> [Aim] Transcribe the entries that follow, word for word.

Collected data
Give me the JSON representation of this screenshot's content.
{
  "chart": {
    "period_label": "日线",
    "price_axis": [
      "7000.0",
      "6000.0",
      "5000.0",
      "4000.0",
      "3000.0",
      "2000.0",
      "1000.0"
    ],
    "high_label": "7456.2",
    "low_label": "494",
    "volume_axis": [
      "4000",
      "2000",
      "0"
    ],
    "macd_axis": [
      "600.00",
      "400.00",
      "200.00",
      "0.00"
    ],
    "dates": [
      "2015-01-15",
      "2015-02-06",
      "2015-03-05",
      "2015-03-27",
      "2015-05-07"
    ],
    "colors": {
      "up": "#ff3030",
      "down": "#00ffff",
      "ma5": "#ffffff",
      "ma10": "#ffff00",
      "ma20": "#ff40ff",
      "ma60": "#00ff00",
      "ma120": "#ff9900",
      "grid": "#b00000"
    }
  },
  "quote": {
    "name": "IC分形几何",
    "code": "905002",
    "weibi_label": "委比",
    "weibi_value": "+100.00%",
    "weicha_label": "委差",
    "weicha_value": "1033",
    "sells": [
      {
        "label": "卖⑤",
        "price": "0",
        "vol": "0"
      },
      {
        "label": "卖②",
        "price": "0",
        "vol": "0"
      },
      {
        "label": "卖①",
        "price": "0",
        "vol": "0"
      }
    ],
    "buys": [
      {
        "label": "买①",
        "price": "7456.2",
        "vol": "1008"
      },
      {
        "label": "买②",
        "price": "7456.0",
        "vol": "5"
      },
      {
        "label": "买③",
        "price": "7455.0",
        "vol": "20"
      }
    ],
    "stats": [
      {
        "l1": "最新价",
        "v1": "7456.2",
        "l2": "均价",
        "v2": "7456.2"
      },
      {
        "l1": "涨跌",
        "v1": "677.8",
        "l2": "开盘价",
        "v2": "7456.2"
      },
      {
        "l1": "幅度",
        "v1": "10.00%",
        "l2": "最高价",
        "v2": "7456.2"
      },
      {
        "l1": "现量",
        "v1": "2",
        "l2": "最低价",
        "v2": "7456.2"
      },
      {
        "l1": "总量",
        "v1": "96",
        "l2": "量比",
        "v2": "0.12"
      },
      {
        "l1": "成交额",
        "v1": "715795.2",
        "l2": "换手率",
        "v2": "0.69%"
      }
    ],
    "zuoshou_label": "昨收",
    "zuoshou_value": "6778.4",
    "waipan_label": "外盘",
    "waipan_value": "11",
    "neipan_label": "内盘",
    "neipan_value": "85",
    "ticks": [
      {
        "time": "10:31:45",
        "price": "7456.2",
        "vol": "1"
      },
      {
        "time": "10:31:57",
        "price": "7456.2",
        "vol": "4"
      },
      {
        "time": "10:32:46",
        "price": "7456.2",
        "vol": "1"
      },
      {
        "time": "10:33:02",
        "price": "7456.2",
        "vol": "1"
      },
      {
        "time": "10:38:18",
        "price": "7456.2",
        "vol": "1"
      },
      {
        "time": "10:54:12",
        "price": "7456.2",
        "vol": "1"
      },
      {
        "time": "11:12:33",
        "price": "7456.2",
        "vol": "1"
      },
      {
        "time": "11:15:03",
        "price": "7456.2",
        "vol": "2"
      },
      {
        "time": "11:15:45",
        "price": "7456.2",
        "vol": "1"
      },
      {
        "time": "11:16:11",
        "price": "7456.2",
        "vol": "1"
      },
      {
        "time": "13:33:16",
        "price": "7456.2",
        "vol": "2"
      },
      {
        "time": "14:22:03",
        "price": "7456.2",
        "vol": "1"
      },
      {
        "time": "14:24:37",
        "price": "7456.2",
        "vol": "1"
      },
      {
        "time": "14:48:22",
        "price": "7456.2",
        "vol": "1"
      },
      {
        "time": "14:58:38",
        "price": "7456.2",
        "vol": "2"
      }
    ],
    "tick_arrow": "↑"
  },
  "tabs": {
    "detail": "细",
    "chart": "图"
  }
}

> [The result]
Give me the JSON representation of this screenshot's content.
{
  "chart": {
    "period_label": "日线",
    "price_axis": [
      "7000.0",
      "6000.0",
      "5000.0",
      "4000.0",
      "3000.0",
      "2000.0",
      "1000.0"
    ],
    "high_label": "7456.2",
    "low_label": "494",
    "volume_axis": [
      "4000",
      "2000",
      "0"
    ],
    "macd_axis": [
      "600.00",
      "400.00",
      "200.00",
      "0.00"
    ],
    "dates": [
      "2015-01-15",
      "2015-02-06",
      "2015-03-05",
      "2015-03-27",
      "2015-05-07"
    ],
    "colors": {
      "up": "#ff3030",
      "down": "#00ffff",
      "ma5": "#ffffff",
      "ma10": "#ffff00",
      "ma20": "#ff40ff",
      "ma60": "#00ff00",
      "ma120": "#ff9900",
      "grid": "#b00000"
    }
  },
  "quote": {
    "name": "IC分形几何",
    "code": "905002",
    "weibi_label": "委比",
    "weibi_value": "+100.00%",
    "weicha_label": "委差",
    "weicha_value": "1033",
    "sells": [
      {
        "label": "卖⑤",
        "price": "0",
        "vol": "0"
      },
      {
        "label": "卖②",
        "price": "0",
        "vol": "0"
      },
      {
        "label": "卖①",
        "price": "0",
        "vol": "0"
      }
    ],
    "buys": [
      {
        "label": "买①",
        "price": "7456.2",
        "vol": "1008"
      },
      {
        "label": "买②",
        "price": "7456.0",
        "vol": "5"
      },
      {
        "label": "买③",
        "price": "7455.0",
        "vol": "20"
      }
    ],
    "stats": [
      {
        "l1": "最新价",
        "v1": "7456.2",
        "l2": "均价",
        "v2": "7456.2"
      },
      {
        "l1": "涨跌",
        "v1": "677.8",
        "l2": "开盘价",
        "v2": "7456.2"
      },
      {
        "l1": "幅度",
        "v1": "10.00%",
        "l2": "最高价",
        "v2": "7456.2"
      },
      {
        "l1": "现量",
        "v1": "2",
        "l2": "最低价",
        "v2": "7456.2"
      },
      {
        "l1": "总量",
        "v1": "96",
        "l2": "量比",
        "v2": "0.12"
      },
      {
        "l1": "成交额",
        "v1": "715795.2",
        "l2": "换手率",
        "v2": "0.69%"
      }
    ],
    "zuoshou_label": "昨收",
    "zuoshou_value": "6778.4",
    "waipan_label": "外盘",
    "waipan_value": "11",
    "neipan_label": "内盘",
    "neipan_value": "85",
    "ticks": [
      {
        "time": "10:31:45",
        "price": "7456.2",
        "vol": "1"
      },
      {
        "time": "10:31:57",
        "price": "7456.2",
        "vol": "4"
      },
      {
        "time": "10:32:46",
        "price": "7456.2",
        "vol": "1"
      },
      {
        "time": "10:33:02",
        "price": "7456.2",
        "vol": "1"
      },
      {
        "time": "10:38:18",
        "price": "7456.2",
        "vol": "1"
      },
      {
        "time": "10:54:12",
        "price": "7456.2",
        "vol": "1"
      },
      {
        "time": "11:12:33",
        "price": "7456.2",
        "vol": "1"
      },
      {
        "time": "11:15:03",
        "price": "7456.2",
        "vol": "2"
      },
      {
        "time": "11:15:45",
        "price": "7456.2",
        "vol": "1"
      },
      {
        "time": "11:16:11",
        "price": "7456.2",
        "vol": "1"
      },
      {
        "time": "13:33:16",
        "price": "7456.2",
        "vol": "2"
      },
      {
        "time": "14:22:03",
        "price": "7456.2",
        "vol": "1"
      },
      {
        "time": "14:24:37",
        "price": "7456.2",
        "vol": "1"
      },
      {
        "time": "14:48:22",
        "price": "7456.2",
        "vol": "1"
      },
      {
        "time": "14:58:38",
        "price": "7456.2",
        "vol": "2"
      }
    ],
    "tick_arrow": "↑"
  },
  "tabs": {
    "detail": "细",
    "chart": "图"
  }
}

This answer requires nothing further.